--- start of Data records ---

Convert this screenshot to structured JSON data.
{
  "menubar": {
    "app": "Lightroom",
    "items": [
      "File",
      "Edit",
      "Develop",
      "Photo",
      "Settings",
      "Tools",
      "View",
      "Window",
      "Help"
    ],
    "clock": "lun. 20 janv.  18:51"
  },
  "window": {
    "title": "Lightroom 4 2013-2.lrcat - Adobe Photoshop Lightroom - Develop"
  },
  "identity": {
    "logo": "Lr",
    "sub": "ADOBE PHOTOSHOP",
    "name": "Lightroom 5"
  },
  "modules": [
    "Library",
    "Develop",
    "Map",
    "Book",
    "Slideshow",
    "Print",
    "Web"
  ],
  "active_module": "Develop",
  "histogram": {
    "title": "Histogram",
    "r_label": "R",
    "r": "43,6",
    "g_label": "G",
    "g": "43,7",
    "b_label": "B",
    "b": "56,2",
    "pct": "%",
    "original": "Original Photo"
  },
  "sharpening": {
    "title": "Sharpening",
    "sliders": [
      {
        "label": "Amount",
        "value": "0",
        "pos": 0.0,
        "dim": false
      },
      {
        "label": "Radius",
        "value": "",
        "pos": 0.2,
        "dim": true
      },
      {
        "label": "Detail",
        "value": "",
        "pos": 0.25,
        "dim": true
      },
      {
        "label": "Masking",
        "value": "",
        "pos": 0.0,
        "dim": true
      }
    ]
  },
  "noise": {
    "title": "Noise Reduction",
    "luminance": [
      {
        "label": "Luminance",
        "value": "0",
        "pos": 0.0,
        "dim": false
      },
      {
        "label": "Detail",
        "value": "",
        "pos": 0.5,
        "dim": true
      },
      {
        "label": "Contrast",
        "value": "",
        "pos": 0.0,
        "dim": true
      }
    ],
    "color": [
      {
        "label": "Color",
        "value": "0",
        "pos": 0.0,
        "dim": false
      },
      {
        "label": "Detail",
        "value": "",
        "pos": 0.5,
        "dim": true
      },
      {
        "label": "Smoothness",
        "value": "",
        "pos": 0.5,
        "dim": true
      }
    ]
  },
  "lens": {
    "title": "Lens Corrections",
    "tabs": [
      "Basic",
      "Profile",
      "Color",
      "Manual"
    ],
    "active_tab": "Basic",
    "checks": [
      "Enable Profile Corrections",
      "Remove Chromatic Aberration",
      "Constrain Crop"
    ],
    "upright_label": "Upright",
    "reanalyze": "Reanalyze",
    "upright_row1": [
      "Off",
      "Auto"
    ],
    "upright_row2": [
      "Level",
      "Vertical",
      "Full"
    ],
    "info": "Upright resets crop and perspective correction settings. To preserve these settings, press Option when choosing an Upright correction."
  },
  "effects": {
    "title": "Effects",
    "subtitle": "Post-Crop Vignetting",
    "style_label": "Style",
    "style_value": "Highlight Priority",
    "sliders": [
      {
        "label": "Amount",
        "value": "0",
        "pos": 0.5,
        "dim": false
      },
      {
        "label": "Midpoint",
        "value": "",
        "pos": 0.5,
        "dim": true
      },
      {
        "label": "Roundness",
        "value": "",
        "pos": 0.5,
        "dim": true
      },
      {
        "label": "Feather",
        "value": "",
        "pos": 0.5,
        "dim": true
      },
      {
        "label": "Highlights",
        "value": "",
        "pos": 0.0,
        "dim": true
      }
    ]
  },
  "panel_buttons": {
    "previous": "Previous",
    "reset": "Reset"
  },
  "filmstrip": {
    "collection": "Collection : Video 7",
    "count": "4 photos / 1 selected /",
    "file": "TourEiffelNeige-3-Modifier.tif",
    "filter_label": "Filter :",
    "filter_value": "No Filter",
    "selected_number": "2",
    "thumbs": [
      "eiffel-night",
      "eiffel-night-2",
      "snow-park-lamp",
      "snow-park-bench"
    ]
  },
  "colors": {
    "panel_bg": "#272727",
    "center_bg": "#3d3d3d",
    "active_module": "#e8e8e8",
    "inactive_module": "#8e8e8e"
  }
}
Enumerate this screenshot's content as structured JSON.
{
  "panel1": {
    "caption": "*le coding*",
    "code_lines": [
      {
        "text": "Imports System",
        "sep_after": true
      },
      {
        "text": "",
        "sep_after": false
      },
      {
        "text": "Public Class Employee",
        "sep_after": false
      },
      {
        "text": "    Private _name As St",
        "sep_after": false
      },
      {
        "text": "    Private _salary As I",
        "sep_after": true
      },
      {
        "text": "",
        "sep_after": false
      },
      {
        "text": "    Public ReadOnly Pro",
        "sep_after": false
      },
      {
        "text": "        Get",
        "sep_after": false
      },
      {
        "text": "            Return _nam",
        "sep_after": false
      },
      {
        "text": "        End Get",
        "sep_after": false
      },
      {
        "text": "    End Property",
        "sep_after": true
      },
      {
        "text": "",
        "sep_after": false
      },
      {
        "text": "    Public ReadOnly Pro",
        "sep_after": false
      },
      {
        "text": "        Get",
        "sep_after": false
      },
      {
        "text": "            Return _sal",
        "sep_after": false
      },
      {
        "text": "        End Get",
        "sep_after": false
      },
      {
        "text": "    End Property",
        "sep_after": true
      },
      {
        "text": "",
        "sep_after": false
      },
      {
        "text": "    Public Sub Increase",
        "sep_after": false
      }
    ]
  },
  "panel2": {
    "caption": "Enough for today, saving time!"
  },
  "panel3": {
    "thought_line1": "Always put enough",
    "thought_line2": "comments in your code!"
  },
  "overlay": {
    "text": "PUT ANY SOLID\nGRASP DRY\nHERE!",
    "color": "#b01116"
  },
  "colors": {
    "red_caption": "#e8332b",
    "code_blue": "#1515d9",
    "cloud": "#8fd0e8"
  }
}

--- end of Data records ---

- [Given task]: Count how many lines contain "Public" and give only that count.

- [Output]: 4